— Provided material —
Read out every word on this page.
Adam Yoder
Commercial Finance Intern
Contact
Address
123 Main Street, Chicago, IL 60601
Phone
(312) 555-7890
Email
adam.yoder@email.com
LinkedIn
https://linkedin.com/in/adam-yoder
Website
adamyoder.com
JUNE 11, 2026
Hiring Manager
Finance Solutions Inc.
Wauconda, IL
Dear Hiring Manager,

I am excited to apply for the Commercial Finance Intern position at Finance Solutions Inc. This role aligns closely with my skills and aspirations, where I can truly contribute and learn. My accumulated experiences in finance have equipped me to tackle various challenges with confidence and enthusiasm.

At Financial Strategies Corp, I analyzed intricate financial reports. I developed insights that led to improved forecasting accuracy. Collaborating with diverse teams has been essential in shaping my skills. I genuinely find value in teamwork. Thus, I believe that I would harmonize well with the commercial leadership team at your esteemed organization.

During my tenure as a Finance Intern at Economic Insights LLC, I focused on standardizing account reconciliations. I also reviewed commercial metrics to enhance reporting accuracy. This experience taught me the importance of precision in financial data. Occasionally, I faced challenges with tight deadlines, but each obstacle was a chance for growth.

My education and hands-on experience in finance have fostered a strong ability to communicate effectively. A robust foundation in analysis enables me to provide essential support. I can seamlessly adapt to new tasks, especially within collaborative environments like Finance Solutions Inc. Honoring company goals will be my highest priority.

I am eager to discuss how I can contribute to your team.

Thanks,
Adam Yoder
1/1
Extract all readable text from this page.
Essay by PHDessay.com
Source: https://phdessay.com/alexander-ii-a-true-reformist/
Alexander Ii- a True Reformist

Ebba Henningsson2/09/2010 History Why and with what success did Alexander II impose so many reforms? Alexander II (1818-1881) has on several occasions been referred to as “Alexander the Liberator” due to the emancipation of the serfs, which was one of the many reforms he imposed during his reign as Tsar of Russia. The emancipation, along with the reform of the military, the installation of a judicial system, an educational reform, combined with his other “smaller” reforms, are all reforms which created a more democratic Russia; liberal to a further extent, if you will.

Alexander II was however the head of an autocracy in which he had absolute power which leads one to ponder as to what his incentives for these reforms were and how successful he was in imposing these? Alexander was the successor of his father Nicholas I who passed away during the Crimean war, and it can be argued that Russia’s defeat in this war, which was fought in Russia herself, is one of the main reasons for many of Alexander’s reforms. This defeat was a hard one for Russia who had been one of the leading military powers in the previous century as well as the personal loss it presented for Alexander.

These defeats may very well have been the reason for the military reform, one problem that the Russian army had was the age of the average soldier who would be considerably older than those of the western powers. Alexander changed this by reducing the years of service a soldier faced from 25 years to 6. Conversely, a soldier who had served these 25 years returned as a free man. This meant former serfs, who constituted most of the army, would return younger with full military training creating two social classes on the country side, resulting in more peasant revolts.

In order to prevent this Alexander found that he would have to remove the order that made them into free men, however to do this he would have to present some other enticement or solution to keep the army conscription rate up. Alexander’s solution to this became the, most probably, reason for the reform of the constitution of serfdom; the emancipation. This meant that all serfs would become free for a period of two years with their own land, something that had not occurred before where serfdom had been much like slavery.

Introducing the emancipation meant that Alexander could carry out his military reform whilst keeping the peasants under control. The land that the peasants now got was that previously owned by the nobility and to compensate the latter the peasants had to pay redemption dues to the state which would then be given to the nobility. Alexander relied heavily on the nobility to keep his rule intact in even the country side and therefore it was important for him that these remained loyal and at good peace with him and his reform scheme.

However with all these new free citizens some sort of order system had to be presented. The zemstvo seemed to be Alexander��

— Exercise objective —
Say how many lines contain "accuracy", and give nothing but that number.

— Task result —
2